• **SHORT TASK**: Check each line of the material. Copy those containing "color".

• **Dataset rows about figures**:
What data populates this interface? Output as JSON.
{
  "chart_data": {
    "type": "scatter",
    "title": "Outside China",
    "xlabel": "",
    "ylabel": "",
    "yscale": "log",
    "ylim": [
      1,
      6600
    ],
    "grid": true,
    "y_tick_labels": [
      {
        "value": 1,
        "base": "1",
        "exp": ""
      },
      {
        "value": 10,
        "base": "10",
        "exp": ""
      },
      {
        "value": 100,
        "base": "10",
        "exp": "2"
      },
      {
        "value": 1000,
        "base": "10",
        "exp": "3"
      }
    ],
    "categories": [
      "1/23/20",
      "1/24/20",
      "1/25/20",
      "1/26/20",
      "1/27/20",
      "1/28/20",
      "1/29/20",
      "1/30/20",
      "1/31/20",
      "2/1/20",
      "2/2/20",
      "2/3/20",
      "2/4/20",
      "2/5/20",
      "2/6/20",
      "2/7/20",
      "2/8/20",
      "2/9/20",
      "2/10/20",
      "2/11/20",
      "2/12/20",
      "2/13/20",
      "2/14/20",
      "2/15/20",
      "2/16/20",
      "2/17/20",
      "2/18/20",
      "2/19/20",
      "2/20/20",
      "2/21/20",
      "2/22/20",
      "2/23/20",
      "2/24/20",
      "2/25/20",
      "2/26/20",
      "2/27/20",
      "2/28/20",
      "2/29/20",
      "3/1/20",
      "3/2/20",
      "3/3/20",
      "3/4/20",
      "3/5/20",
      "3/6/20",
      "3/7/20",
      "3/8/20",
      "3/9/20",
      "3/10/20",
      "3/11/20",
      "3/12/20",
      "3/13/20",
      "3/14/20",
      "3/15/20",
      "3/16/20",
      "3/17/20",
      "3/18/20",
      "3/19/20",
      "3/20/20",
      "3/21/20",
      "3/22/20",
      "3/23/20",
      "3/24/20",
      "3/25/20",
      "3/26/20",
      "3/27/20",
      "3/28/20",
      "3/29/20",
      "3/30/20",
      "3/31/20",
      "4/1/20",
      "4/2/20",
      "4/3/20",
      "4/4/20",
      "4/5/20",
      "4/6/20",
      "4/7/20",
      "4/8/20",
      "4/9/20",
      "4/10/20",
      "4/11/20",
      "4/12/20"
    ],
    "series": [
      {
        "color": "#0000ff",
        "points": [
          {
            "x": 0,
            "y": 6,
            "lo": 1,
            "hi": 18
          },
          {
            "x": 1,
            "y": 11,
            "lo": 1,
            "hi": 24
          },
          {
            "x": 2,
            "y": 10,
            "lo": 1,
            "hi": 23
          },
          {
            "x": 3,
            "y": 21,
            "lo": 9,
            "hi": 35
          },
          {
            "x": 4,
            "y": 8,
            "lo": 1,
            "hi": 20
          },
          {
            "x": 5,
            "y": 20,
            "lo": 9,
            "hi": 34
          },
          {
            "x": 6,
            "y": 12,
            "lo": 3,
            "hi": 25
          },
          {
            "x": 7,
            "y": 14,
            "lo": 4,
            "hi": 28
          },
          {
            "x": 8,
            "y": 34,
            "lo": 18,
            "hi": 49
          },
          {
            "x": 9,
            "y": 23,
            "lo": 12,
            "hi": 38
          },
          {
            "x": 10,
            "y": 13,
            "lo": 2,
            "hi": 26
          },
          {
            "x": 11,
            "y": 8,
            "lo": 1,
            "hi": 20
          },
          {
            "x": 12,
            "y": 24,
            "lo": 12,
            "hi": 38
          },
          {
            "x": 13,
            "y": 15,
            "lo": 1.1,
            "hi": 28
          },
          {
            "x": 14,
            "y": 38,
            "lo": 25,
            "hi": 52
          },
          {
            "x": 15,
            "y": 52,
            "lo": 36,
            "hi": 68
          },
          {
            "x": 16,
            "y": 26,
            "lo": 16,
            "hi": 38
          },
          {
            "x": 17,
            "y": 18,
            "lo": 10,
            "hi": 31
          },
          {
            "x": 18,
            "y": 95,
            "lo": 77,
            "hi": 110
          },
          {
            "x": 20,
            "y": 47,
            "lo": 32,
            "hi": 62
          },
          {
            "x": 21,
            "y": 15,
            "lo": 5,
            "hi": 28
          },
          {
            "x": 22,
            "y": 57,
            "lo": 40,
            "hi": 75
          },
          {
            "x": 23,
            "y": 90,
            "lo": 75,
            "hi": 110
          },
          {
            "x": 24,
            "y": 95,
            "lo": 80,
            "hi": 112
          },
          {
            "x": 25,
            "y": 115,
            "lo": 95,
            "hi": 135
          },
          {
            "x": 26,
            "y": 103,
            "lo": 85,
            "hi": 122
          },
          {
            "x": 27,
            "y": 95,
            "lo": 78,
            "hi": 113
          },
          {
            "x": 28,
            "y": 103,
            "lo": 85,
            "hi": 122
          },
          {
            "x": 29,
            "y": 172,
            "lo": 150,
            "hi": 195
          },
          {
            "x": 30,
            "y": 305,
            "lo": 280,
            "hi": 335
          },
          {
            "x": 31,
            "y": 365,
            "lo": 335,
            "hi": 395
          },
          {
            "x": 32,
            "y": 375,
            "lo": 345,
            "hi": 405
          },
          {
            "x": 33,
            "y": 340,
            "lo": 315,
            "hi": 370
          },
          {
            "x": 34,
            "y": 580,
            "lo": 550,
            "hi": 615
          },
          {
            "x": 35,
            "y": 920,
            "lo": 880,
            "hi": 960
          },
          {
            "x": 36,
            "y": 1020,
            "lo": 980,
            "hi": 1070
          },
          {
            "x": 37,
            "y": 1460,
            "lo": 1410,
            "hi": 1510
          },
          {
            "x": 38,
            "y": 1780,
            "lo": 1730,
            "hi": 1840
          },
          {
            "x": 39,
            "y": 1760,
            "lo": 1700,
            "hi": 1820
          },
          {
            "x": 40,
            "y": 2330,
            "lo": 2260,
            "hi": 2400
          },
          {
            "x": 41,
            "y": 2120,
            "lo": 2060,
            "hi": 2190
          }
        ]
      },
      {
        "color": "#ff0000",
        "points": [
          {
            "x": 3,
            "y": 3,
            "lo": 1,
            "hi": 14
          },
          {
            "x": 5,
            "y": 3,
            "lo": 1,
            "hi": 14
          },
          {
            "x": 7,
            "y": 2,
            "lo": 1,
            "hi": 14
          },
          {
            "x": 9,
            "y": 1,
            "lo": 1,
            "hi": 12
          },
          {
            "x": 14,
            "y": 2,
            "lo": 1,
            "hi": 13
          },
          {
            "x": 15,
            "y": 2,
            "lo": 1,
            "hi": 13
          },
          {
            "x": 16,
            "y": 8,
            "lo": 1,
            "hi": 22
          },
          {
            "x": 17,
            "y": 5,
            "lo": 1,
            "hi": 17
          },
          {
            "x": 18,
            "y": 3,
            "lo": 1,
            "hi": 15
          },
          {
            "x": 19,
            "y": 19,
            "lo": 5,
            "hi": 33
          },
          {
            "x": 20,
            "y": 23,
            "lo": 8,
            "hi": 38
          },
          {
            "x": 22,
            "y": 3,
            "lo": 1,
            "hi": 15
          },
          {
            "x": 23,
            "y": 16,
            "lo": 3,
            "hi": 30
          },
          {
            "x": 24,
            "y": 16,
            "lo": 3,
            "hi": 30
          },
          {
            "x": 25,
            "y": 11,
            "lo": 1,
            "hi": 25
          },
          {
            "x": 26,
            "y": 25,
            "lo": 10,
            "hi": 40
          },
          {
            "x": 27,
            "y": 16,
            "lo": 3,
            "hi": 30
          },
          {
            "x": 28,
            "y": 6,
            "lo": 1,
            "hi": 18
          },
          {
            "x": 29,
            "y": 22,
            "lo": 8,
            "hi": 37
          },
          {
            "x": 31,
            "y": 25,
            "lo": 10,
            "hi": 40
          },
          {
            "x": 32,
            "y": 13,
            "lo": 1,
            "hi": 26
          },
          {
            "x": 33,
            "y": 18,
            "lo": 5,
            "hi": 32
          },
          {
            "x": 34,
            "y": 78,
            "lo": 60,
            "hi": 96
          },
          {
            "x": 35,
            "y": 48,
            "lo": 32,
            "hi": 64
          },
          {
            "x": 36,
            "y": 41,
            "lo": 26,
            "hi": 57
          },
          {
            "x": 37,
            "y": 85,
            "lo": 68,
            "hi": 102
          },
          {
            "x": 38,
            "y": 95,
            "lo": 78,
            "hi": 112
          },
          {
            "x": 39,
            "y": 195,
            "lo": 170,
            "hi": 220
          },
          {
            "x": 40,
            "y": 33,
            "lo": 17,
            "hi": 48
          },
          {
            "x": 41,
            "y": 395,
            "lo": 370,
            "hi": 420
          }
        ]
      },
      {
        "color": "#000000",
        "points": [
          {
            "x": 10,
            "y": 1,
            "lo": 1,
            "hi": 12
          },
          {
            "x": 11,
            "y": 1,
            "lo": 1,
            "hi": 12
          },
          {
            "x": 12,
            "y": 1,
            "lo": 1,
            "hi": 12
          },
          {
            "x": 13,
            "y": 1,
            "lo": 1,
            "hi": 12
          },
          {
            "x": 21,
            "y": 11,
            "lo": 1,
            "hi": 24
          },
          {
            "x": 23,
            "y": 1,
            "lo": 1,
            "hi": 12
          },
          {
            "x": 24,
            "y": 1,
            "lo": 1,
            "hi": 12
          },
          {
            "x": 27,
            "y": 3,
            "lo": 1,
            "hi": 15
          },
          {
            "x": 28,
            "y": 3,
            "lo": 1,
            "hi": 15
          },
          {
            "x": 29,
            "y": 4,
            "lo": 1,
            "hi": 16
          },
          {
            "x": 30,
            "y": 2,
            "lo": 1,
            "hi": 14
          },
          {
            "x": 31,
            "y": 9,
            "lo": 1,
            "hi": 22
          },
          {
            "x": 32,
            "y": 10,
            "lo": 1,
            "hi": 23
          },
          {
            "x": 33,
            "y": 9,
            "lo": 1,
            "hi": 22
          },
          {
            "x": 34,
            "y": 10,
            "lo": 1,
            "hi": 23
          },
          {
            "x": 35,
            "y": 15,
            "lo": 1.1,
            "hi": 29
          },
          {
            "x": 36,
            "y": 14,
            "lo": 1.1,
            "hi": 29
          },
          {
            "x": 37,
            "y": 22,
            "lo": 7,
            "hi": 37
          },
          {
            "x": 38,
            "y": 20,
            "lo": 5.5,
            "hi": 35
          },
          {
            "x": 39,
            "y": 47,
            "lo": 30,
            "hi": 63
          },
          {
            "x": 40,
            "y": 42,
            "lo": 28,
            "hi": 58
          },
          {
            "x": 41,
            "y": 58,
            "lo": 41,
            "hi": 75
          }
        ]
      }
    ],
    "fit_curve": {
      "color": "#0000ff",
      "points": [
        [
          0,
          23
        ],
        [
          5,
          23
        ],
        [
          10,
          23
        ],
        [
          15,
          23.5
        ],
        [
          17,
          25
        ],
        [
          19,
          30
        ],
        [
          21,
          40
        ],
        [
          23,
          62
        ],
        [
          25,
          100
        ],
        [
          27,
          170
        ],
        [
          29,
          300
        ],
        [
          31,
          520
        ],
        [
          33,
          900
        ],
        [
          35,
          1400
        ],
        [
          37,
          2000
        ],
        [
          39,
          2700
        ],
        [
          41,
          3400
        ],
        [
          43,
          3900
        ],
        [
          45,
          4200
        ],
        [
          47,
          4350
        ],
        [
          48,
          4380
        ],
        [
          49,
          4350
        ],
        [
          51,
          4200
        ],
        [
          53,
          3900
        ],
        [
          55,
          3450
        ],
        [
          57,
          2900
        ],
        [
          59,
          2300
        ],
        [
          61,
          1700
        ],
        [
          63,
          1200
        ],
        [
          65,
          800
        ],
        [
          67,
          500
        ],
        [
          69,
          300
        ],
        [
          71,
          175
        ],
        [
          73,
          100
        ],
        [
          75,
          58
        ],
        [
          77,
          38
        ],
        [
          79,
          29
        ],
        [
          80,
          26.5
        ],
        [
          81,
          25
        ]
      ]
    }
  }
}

• **EXERCISE OUTPUT**:
        "color": "#0000ff",
        "color": "#ff0000",
        "color": "#000000",
      "color": "#0000ff",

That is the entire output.